Extracts from a graphics dataset:

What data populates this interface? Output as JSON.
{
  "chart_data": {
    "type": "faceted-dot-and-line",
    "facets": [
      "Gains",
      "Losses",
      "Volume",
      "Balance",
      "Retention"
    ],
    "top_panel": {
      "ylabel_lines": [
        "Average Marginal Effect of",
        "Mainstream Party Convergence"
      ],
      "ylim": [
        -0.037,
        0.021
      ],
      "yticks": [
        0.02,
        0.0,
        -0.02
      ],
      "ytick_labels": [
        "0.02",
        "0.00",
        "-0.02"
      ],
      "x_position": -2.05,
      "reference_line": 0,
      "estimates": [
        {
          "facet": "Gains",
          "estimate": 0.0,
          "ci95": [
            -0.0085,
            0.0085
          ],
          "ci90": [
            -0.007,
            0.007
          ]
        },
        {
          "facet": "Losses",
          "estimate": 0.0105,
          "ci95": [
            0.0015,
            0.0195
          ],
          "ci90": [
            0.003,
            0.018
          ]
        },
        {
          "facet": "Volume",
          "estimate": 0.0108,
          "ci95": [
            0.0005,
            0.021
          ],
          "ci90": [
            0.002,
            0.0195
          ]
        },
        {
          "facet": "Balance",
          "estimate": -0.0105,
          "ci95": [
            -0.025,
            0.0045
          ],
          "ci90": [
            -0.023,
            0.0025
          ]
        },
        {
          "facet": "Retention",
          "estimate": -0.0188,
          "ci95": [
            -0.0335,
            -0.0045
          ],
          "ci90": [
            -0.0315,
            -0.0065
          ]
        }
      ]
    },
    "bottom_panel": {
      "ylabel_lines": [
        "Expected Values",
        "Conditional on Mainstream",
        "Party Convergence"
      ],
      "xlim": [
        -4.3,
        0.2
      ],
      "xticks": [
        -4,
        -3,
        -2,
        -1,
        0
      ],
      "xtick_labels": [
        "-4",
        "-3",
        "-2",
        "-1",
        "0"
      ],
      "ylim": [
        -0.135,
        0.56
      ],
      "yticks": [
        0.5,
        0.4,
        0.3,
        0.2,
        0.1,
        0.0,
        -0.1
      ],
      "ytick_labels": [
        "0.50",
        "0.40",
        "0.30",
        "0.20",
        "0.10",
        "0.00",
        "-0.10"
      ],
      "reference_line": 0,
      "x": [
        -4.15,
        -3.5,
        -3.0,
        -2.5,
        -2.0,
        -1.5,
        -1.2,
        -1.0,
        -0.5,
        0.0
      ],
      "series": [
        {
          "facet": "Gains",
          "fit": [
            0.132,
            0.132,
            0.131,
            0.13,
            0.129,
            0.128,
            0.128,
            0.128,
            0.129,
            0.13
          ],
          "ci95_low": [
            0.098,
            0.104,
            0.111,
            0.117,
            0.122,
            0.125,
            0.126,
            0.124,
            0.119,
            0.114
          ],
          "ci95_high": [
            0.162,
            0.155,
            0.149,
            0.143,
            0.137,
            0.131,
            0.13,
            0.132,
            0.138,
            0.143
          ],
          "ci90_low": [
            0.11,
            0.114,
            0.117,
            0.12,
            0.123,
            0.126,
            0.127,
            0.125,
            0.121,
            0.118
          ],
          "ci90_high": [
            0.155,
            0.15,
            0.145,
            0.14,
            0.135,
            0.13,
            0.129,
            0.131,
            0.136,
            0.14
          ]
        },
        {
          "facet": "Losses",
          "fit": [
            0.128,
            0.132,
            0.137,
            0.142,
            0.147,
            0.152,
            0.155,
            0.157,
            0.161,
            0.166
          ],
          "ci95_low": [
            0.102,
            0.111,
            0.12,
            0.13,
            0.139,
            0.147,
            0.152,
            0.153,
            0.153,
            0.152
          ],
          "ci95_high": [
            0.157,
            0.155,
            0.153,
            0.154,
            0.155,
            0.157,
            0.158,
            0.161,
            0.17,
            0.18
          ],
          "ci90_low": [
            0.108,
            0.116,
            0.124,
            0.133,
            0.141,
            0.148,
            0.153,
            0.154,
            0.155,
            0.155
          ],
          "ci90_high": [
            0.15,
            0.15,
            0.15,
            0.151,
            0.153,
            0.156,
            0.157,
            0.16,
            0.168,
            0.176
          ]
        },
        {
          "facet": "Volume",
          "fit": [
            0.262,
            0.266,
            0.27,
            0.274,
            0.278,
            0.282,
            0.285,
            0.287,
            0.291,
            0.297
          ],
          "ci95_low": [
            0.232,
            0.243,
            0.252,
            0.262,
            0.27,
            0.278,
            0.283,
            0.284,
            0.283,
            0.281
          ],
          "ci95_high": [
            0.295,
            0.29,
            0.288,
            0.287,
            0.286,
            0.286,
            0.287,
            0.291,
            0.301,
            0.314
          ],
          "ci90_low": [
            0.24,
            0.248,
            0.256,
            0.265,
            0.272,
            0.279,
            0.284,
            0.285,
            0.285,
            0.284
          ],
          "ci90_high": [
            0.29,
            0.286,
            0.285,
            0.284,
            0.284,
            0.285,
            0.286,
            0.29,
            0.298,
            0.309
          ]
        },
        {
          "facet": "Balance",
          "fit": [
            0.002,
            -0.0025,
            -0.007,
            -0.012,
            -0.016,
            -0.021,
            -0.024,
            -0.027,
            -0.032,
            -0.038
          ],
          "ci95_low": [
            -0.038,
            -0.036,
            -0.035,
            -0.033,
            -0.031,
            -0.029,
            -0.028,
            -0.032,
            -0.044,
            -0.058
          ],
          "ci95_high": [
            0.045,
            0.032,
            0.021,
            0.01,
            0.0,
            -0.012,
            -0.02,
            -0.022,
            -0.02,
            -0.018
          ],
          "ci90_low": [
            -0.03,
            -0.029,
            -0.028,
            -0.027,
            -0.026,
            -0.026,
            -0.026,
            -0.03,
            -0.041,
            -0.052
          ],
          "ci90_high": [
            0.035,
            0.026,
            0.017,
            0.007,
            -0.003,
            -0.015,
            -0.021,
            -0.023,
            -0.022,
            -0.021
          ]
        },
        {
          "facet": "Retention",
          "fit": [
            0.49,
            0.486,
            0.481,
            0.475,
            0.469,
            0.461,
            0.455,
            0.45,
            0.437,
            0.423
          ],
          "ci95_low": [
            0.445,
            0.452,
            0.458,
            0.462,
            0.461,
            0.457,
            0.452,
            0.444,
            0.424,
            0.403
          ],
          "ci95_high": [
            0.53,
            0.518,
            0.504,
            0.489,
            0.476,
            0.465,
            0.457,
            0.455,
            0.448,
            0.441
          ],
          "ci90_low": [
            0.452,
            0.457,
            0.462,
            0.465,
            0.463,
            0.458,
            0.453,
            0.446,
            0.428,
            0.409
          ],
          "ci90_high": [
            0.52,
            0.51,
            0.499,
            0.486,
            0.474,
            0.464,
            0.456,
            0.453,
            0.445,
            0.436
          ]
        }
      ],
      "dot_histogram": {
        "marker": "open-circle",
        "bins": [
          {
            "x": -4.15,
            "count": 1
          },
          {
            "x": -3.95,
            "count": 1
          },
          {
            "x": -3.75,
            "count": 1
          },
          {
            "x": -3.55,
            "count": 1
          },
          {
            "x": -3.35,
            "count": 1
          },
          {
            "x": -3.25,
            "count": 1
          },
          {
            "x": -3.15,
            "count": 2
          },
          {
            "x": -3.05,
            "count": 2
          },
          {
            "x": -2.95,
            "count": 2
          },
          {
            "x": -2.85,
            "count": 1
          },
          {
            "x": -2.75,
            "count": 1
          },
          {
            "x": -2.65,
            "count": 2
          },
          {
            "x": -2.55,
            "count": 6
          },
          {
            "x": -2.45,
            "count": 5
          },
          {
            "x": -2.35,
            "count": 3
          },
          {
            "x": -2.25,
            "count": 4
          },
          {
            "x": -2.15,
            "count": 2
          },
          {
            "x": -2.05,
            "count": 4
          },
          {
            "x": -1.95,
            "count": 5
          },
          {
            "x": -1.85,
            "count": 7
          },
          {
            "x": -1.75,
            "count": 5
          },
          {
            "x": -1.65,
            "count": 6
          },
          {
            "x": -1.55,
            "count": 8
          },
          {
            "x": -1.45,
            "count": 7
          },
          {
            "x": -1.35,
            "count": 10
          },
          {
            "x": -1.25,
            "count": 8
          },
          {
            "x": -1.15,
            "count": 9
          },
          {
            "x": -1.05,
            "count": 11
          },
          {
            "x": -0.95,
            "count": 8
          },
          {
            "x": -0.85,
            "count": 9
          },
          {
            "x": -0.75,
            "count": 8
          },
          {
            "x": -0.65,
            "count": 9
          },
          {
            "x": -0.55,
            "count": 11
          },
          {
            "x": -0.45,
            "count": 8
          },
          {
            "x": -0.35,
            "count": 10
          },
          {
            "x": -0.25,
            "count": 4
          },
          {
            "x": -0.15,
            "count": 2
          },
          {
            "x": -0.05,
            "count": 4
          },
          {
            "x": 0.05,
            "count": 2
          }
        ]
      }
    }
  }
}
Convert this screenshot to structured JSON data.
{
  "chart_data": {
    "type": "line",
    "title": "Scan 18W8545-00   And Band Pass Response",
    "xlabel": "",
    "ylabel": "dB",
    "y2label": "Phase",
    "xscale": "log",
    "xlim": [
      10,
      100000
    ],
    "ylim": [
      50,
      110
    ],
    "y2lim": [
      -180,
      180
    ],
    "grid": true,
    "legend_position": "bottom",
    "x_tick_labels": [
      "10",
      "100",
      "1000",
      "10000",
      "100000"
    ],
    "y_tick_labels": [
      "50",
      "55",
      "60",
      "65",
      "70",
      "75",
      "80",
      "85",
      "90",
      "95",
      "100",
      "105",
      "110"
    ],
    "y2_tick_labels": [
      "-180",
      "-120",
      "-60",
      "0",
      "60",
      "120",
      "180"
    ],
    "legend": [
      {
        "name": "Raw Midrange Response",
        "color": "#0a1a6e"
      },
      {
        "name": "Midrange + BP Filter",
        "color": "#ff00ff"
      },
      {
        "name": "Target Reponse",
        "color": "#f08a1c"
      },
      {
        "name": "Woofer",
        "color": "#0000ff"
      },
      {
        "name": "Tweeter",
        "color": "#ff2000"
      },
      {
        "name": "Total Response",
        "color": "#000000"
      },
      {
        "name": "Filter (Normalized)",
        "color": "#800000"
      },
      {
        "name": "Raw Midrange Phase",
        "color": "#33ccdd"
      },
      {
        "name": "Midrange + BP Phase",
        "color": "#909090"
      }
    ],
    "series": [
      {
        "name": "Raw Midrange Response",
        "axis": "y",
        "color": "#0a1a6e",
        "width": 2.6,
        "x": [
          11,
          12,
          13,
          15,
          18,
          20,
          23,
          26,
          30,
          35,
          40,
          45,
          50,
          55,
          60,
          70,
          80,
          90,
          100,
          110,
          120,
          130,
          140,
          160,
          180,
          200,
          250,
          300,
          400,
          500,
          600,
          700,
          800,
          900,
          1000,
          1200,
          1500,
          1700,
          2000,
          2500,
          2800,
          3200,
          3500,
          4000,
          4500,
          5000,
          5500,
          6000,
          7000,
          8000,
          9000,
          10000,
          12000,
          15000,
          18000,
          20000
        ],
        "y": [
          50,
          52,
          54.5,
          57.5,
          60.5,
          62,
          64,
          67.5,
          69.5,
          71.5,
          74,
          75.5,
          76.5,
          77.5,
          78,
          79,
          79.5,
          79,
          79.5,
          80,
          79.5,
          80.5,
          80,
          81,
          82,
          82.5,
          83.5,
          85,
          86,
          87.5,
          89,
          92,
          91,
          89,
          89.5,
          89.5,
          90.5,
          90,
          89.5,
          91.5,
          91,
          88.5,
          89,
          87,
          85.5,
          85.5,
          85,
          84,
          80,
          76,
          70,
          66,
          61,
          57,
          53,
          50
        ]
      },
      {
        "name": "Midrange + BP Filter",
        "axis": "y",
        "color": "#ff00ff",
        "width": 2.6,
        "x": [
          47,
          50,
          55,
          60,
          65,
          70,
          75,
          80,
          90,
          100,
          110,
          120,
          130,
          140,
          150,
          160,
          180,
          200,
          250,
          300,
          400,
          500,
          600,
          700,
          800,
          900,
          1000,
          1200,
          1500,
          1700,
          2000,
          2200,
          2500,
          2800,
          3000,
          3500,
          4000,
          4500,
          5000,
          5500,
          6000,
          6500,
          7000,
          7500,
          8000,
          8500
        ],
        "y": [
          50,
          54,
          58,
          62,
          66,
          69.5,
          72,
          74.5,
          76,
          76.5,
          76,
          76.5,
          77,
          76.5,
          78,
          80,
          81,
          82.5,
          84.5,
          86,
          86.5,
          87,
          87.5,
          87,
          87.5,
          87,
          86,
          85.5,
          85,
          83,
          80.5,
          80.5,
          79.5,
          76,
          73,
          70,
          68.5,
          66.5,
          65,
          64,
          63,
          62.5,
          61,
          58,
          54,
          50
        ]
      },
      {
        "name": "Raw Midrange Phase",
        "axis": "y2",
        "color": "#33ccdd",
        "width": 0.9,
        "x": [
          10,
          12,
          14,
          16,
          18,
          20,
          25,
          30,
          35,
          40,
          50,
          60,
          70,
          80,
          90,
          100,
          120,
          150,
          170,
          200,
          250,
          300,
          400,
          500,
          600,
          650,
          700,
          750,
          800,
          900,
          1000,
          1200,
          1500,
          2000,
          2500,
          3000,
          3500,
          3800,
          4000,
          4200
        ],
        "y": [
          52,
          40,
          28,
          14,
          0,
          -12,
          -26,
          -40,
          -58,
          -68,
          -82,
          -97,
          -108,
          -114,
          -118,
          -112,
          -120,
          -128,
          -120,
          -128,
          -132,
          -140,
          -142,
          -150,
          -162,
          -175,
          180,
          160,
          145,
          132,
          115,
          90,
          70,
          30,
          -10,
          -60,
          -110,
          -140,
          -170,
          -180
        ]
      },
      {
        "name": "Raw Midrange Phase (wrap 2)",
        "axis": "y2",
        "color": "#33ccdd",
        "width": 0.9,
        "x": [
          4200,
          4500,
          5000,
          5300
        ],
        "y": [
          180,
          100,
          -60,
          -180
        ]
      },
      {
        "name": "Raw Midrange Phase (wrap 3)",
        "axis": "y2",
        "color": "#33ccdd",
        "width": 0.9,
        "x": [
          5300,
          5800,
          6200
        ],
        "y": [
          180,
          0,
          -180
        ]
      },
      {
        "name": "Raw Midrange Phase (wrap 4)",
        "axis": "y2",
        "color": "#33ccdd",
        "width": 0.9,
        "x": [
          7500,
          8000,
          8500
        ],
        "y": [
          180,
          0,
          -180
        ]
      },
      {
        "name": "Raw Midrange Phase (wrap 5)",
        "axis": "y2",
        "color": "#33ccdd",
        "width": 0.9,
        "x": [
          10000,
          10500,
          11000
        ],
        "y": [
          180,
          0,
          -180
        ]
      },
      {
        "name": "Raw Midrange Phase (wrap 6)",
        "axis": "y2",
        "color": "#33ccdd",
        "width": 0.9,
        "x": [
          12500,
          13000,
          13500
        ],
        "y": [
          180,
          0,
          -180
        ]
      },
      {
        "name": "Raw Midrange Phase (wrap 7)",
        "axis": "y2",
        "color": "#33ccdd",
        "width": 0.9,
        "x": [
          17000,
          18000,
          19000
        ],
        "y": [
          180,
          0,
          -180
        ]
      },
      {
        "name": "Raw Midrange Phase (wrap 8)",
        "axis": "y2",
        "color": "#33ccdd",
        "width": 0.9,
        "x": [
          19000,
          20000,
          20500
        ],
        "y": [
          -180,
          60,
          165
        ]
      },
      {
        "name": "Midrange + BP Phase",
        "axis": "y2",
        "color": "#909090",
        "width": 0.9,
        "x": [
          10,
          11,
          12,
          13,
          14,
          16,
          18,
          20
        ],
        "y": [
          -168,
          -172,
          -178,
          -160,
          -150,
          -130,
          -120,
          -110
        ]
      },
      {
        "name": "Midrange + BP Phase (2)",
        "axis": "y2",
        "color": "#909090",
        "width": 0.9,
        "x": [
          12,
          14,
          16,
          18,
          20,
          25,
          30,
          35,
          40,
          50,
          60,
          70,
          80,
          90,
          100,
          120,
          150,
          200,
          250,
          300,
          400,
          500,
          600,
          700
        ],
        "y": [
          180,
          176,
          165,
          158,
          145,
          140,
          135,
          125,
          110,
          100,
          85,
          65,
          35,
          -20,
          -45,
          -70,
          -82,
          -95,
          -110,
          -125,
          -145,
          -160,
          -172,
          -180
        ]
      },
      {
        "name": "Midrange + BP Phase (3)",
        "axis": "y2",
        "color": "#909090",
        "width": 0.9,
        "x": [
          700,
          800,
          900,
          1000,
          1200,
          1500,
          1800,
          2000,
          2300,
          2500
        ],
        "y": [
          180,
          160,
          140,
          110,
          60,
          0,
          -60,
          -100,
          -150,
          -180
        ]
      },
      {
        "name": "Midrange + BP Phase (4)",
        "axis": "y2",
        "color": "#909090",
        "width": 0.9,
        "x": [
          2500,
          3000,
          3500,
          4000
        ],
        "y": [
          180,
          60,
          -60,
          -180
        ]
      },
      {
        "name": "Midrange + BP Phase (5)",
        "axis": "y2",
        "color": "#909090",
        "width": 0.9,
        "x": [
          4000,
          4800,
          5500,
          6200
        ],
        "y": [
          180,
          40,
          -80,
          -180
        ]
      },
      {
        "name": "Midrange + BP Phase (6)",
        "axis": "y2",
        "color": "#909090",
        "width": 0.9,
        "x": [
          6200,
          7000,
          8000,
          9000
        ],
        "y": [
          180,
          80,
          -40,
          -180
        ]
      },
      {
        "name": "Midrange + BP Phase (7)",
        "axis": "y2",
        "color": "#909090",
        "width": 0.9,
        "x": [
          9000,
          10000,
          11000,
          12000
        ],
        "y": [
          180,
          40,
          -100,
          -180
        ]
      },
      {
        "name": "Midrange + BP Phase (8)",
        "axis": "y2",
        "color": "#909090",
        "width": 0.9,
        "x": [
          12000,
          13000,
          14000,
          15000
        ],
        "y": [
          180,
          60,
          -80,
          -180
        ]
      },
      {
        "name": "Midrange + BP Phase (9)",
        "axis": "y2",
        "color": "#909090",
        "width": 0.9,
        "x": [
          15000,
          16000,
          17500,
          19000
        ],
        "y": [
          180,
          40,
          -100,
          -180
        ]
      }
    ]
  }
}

= EXERCISE OBJECTIVE =
Each line in the entries above that includes the string "Response" should be extracted.

= EXERCISE ANSWER =
    "title": "Scan 18W8545-00   And Band Pass Response",
        "name": "Raw Midrange Response",
        "name": "Total Response",
        "name": "Raw Midrange Response",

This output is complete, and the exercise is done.